TASK INSTRUCTIONS:
Spot each line that carries the word "variable"; copy those lines.
[BEGIN STORED RECORDS]
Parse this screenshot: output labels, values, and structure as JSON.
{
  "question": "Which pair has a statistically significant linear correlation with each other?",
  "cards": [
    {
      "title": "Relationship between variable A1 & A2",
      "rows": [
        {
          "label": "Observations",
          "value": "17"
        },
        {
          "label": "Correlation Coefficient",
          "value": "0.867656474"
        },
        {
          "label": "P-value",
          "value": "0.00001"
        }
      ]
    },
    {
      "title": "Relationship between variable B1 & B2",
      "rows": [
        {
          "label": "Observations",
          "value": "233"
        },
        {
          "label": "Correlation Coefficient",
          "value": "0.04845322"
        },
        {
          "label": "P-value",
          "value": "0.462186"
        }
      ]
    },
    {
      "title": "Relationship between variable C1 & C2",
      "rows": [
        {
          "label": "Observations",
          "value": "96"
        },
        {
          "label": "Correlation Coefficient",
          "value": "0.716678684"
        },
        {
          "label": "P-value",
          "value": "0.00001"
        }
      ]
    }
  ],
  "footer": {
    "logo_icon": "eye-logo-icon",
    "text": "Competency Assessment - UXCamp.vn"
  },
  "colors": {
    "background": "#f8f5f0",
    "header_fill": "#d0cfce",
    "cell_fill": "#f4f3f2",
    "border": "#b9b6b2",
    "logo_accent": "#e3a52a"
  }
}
[END STORED RECORDS]
OUTPUT FOR THIS EXERCISE:
      "title": "Relationship between variable A1 & A2",
      "title": "Relationship between variable B1 & B2",
      "title": "Relationship between variable C1 & C2",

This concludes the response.